-- Stated exercise --
Reproduce each of the lines word for word.

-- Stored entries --
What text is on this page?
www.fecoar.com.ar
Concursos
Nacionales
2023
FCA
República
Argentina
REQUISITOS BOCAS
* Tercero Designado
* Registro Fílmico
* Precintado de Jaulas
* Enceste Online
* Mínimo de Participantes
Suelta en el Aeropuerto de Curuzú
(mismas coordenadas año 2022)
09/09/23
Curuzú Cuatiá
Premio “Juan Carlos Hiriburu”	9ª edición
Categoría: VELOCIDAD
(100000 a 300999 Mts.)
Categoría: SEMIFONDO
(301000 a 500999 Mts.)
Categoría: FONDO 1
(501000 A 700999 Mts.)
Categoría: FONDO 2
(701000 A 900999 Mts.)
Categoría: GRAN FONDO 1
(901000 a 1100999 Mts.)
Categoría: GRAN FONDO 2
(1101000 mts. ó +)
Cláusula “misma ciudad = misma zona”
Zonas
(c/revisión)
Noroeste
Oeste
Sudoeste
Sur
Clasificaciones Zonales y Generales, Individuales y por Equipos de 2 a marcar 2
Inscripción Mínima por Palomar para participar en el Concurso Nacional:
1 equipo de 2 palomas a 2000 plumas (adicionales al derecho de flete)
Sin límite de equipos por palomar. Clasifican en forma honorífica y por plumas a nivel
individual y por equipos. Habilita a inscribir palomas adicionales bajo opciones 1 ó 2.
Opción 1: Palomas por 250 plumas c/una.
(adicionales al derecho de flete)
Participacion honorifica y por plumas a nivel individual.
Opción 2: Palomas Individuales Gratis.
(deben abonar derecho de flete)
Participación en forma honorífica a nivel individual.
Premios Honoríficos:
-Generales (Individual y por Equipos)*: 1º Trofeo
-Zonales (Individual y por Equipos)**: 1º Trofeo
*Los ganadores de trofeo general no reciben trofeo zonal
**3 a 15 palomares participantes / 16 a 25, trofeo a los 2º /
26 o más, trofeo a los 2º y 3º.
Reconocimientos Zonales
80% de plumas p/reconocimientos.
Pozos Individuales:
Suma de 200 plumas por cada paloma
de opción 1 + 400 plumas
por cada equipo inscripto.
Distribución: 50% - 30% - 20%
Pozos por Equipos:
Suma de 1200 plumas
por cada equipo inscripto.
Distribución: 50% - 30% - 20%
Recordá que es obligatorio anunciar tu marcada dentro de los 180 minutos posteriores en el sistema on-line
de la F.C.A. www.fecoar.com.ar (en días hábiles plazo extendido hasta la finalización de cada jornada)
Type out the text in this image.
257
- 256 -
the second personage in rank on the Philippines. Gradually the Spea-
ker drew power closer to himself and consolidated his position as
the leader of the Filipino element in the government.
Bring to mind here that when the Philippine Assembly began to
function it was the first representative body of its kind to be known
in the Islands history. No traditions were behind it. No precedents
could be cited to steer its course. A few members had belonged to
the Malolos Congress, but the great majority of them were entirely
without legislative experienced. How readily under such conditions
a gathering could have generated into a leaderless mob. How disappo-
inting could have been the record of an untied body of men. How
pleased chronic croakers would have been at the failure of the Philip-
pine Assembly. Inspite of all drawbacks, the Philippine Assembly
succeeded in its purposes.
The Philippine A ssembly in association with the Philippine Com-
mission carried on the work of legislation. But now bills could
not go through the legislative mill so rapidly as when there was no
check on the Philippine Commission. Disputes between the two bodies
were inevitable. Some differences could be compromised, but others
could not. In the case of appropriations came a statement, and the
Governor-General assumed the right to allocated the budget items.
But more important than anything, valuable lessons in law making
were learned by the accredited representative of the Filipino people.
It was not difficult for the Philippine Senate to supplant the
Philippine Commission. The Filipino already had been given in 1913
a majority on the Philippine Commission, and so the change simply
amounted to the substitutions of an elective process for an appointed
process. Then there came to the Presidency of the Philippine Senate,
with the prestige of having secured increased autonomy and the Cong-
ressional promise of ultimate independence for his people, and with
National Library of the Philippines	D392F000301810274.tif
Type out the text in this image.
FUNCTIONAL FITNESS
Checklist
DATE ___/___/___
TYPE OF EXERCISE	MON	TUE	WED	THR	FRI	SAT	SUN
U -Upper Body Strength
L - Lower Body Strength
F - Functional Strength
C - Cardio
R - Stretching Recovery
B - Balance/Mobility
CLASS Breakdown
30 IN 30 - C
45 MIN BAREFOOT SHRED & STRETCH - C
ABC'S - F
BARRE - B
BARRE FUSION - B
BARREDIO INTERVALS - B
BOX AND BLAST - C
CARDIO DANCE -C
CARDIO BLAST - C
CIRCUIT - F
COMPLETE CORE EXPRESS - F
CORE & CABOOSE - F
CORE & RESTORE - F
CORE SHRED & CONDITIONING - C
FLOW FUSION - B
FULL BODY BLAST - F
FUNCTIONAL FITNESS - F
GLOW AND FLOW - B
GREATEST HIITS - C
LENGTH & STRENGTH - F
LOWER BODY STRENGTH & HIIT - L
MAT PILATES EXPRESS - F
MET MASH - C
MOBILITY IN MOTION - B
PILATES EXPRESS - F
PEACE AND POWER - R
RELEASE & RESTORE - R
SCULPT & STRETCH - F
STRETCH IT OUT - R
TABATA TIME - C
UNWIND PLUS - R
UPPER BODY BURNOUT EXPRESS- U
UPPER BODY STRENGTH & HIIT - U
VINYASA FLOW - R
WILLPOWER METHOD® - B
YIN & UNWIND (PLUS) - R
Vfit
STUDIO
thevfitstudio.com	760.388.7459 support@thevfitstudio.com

-- The completed task --
What text is on this page?
www.fecoar.com.ar
Concursos
Nacionales
2023
FCA
República
Argentina
REQUISITOS BOCAS
* Tercero Designado
* Registro Fílmico
* Precintado de Jaulas
* Enceste Online
* Mínimo de Participantes
Suelta en el Aeropuerto de Curuzú
(mismas coordenadas año 2022)
09/09/23
Curuzú Cuatiá
Premio “Juan Carlos Hiriburu”	9ª edición
Categoría: VELOCIDAD
(100000 a 300999 Mts.)
Categoría: SEMIFONDO
(301000 a 500999 Mts.)
Categoría: FONDO 1
(501000 A 700999 Mts.)
Categoría: FONDO 2
(701000 A 900999 Mts.)
Categoría: GRAN FONDO 1
(901000 a 1100999 Mts.)
Categoría: GRAN FONDO 2
(1101000 mts. ó +)
Cláusula “misma ciudad = misma zona”
Zonas
(c/revisión)
Noroeste
Oeste
Sudoeste
Sur
Clasificaciones Zonales y Generales, Individuales y por Equipos de 2 a marcar 2
Inscripción Mínima por Palomar para participar en el Concurso Nacional:
1 equipo de 2 palomas a 2000 plumas (adicionales al derecho de flete)
Sin límite de equipos por palomar. Clasifican en forma honorífica y por plumas a nivel
individual y por equipos. Habilita a inscribir palomas adicionales bajo opciones 1 ó 2.
Opción 1: Palomas por 250 plumas c/una.
(adicionales al derecho de flete)
Participacion honorifica y por plumas a nivel individual.
Opción 2: Palomas Individuales Gratis.
(deben abonar derecho de flete)
Participación en forma honorífica a nivel individual.
Premios Honoríficos:
-Generales (Individual y por Equipos)*: 1º Trofeo
-Zonales (Individual y por Equipos)**: 1º Trofeo
*Los ganadores de trofeo general no reciben trofeo zonal
**3 a 15 palomares participantes / 16 a 25, trofeo a los 2º /
26 o más, trofeo a los 2º y 3º.
Reconocimientos Zonales
80% de plumas p/reconocimientos.
Pozos Individuales:
Suma de 200 plumas por cada paloma
de opción 1 + 400 plumas
por cada equipo inscripto.
Distribución: 50% - 30% - 20%
Pozos por Equipos:
Suma de 1200 plumas
por cada equipo inscripto.
Distribución: 50% - 30% - 20%
Recordá que es obligatorio anunciar tu marcada dentro de los 180 minutos posteriores en el sistema on-line
de la F.C.A. www.fecoar.com.ar (en días hábiles plazo extendido hasta la finalización de cada jornada)
Type out the text in this image.
257
- 256 -
the second personage in rank on the Philippines. Gradually the Spea-
ker drew power closer to himself and consolidated his position as
the leader of the Filipino element in the government.
Bring to mind here that when the Philippine Assembly began to
function it was the first representative body of its kind to be known
in the Islands history. No traditions were behind it. No precedents
could be cited to steer its course. A few members had belonged to
the Malolos Congress, but the great majority of them were entirely
without legislative experienced. How readily under such conditions
a gathering could have generated into a leaderless mob. How disappo-
inting could have been the record of an untied body of men. How
pleased chronic croakers would have been at the failure of the Philip-
pine Assembly. Inspite of all drawbacks, the Philippine Assembly
succeeded in its purposes.
The Philippine A ssembly in association with the Philippine Com-
mission carried on the work of legislation. But now bills could
not go through the legislative mill so rapidly as when there was no
check on the Philippine Commission. Disputes between the two bodies
were inevitable. Some differences could be compromised, but others
could not. In the case of appropriations came a statement, and the
Governor-General assumed the right to allocated the budget items.
But more important than anything, valuable lessons in law making
were learned by the accredited representative of the Filipino people.
It was not difficult for the Philippine Senate to supplant the
Philippine Commission. The Filipino already had been given in 1913
a majority on the Philippine Commission, and so the change simply
amounted to the substitutions of an elective process for an appointed
process. Then there came to the Presidency of the Philippine Senate,
with the prestige of having secured increased autonomy and the Cong-
ressional promise of ultimate independence for his people, and with
National Library of the Philippines	D392F000301810274.tif
Type out the text in this image.
FUNCTIONAL FITNESS
Checklist
DATE ___/___/___
TYPE OF EXERCISE	MON	TUE	WED	THR	FRI	SAT	SUN
U -Upper Body Strength
L - Lower Body Strength
F - Functional Strength
C - Cardio
R - Stretching Recovery
B - Balance/Mobility
CLASS Breakdown
30 IN 30 - C
45 MIN BAREFOOT SHRED & STRETCH - C
ABC'S - F
BARRE - B
BARRE FUSION - B
BARREDIO INTERVALS - B
BOX AND BLAST - C
CARDIO DANCE -C
CARDIO BLAST - C
CIRCUIT - F
COMPLETE CORE EXPRESS - F
CORE & CABOOSE - F
CORE & RESTORE - F
CORE SHRED & CONDITIONING - C
FLOW FUSION - B
FULL BODY BLAST - F
FUNCTIONAL FITNESS - F
GLOW AND FLOW - B
GREATEST HIITS - C
LENGTH & STRENGTH - F
LOWER BODY STRENGTH & HIIT - L
MAT PILATES EXPRESS - F
MET MASH - C
MOBILITY IN MOTION - B
PILATES EXPRESS - F
PEACE AND POWER - R
RELEASE & RESTORE - R
SCULPT & STRETCH - F
STRETCH IT OUT - R
TABATA TIME - C
UNWIND PLUS - R
UPPER BODY BURNOUT EXPRESS- U
UPPER BODY STRENGTH & HIIT - U
VINYASA FLOW - R
WILLPOWER METHOD® - B
YIN & UNWIND (PLUS) - R
Vfit
STUDIO
thevfitstudio.com	760.388.7459 support@thevfitstudio.com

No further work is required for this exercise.